Short exercise:
Copy the lines of the material from the one holding "legend-swatch xyxy=(1237,380,1271,413)" through the one holding "bar-segment xyxy=(457,647,542,750)", inclusive, swapping "bar-segment" for "bar-block" and changing nothing else.

+++ Data provided

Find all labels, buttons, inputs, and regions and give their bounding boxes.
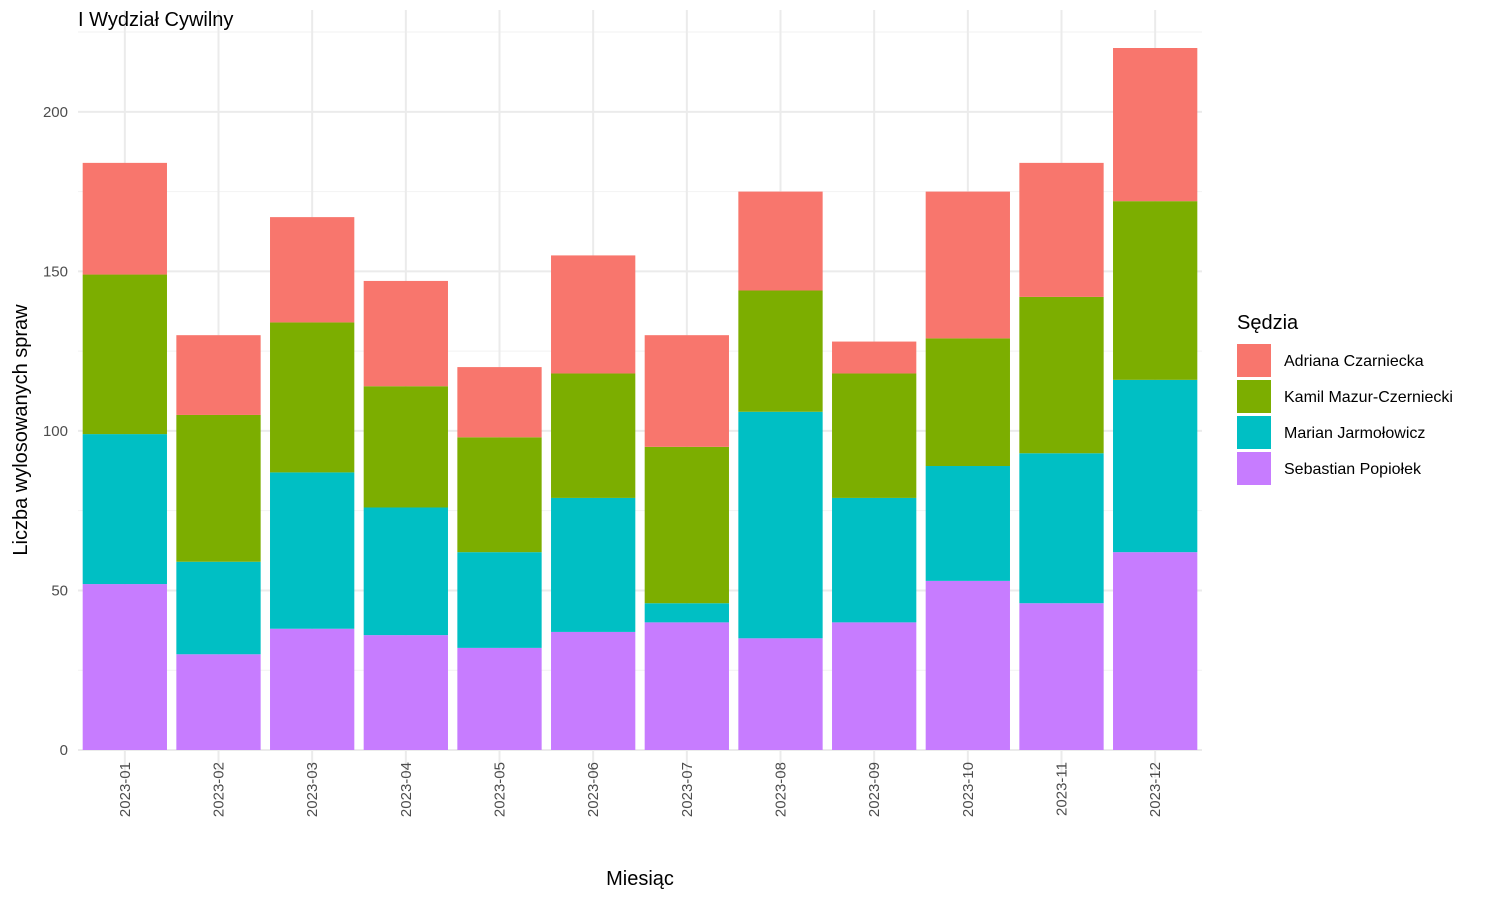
legend-swatch xyxy=(1237,380,1271,413)
bar-segment xyxy=(82,434,167,585)
bar-segment xyxy=(363,635,448,750)
bar-segment xyxy=(644,603,729,623)
bar-segment xyxy=(832,497,917,623)
y-tick-label: 100 xyxy=(43,423,68,440)
bar-segment xyxy=(457,437,542,553)
bar-segment xyxy=(925,191,1010,339)
bar-segment xyxy=(457,647,542,750)
bar-segment xyxy=(1019,603,1104,750)
x-tick-label: 2023-03 xyxy=(304,762,321,817)
legend-swatch xyxy=(1237,344,1271,377)
x-tick-label: 2023-01 xyxy=(117,762,134,817)
bar-segment xyxy=(1019,453,1104,604)
y-tick-label: 50 xyxy=(51,582,68,599)
bar-segment xyxy=(82,162,167,275)
x-axis-title: Miesiąc xyxy=(606,868,674,890)
x-tick-label: 2023-02 xyxy=(211,762,228,817)
bar-segment xyxy=(1113,201,1198,380)
chart-title: I Wydział Cywilny xyxy=(78,9,233,31)
bar-segment xyxy=(551,631,636,750)
x-tick-label: 2023-11 xyxy=(1054,762,1071,816)
bar-segment xyxy=(82,274,167,435)
bar-segment xyxy=(1113,552,1198,750)
bar-segment xyxy=(832,373,917,498)
bar-segment xyxy=(738,191,823,291)
legend-swatch xyxy=(1237,416,1271,449)
bar-segment xyxy=(1019,162,1104,297)
legend-title: Sędzia xyxy=(1237,312,1299,334)
bar-segment xyxy=(738,638,823,750)
x-axis-ticks: 2023-01 2023-02 2023-03 2023-04 2023-05 2023-… xyxy=(117,762,1164,817)
bar-segment xyxy=(363,507,448,636)
bar-segment xyxy=(176,654,261,750)
legend-label: Sebastian Popiołek xyxy=(1284,461,1422,478)
y-axis-ticks: 0 50 100 150 200 xyxy=(43,104,68,759)
bar-segment xyxy=(270,628,355,750)
bar-segment xyxy=(925,338,1010,467)
y-tick-label: 200 xyxy=(43,104,68,121)
bar-segment xyxy=(925,466,1010,581)
y-axis-title: Liczba wylosowanych spraw xyxy=(10,304,32,556)
legend-swatch xyxy=(1237,452,1271,485)
bar-segment xyxy=(1113,48,1198,202)
bar-segment xyxy=(644,446,729,604)
x-tick-label: 2023-04 xyxy=(398,762,415,817)
bar-segment xyxy=(644,622,729,750)
bar-segment xyxy=(738,290,823,412)
legend-label: Adriana Czarniecka xyxy=(1284,353,1424,370)
bar-segment xyxy=(82,584,167,750)
x-tick-label: 2023-07 xyxy=(679,762,696,817)
bar-segment xyxy=(270,217,355,323)
y-tick-label: 150 xyxy=(43,263,68,280)
legend-label: Marian Jarmołowicz xyxy=(1284,425,1425,442)
x-tick-label: 2023-06 xyxy=(585,762,602,817)
x-tick-label: 2023-08 xyxy=(773,762,790,817)
y-tick-label: 0 xyxy=(60,742,68,759)
bar-segment xyxy=(176,561,261,655)
bar-segment xyxy=(457,552,542,648)
legend: Sędzia Adriana Czarniecka Kamil Mazur-Cze… xyxy=(1237,312,1453,485)
bar-segment xyxy=(270,472,355,629)
bar-segment xyxy=(925,580,1010,750)
x-tick-label: 2023-05 xyxy=(492,762,509,817)
bar-segment xyxy=(832,341,917,374)
bar-segment xyxy=(1019,296,1104,454)
bar-segment xyxy=(176,335,261,415)
bar-segment xyxy=(176,414,261,562)
bar-segment xyxy=(644,335,729,447)
bar-segment xyxy=(363,280,448,387)
bar-segment xyxy=(457,367,542,438)
bar-segment xyxy=(1113,379,1198,553)
bar-segment xyxy=(738,411,823,639)
bar-segment xyxy=(270,322,355,473)
x-tick-label: 2023-09 xyxy=(866,762,883,817)
x-tick-label: 2023-12 xyxy=(1147,762,1164,817)
bar-segment xyxy=(551,373,636,498)
bar-segment xyxy=(363,386,448,508)
bar-segment xyxy=(551,255,636,374)
bar-segment xyxy=(832,622,917,750)
legend-label: Kamil Mazur-Czerniecki xyxy=(1284,389,1453,406)
x-tick-label: 2023-10 xyxy=(960,762,977,817)
bars xyxy=(82,48,1198,750)
bar-segment xyxy=(551,497,636,632)
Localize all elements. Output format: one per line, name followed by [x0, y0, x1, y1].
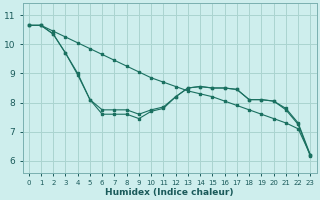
X-axis label: Humidex (Indice chaleur): Humidex (Indice chaleur): [105, 188, 234, 197]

++++++

Solution to the problem:
legend-swatch xyxy=(1237,380,1271,413)
bar-block xyxy=(82,434,167,585)
bar-block xyxy=(363,635,448,750)
bar-block xyxy=(644,603,729,623)
bar-block xyxy=(832,497,917,623)
y-tick-label: 100 xyxy=(43,423,68,440)
bar-block xyxy=(457,437,542,553)
bar-block xyxy=(925,191,1010,339)
bar-block xyxy=(457,647,542,750)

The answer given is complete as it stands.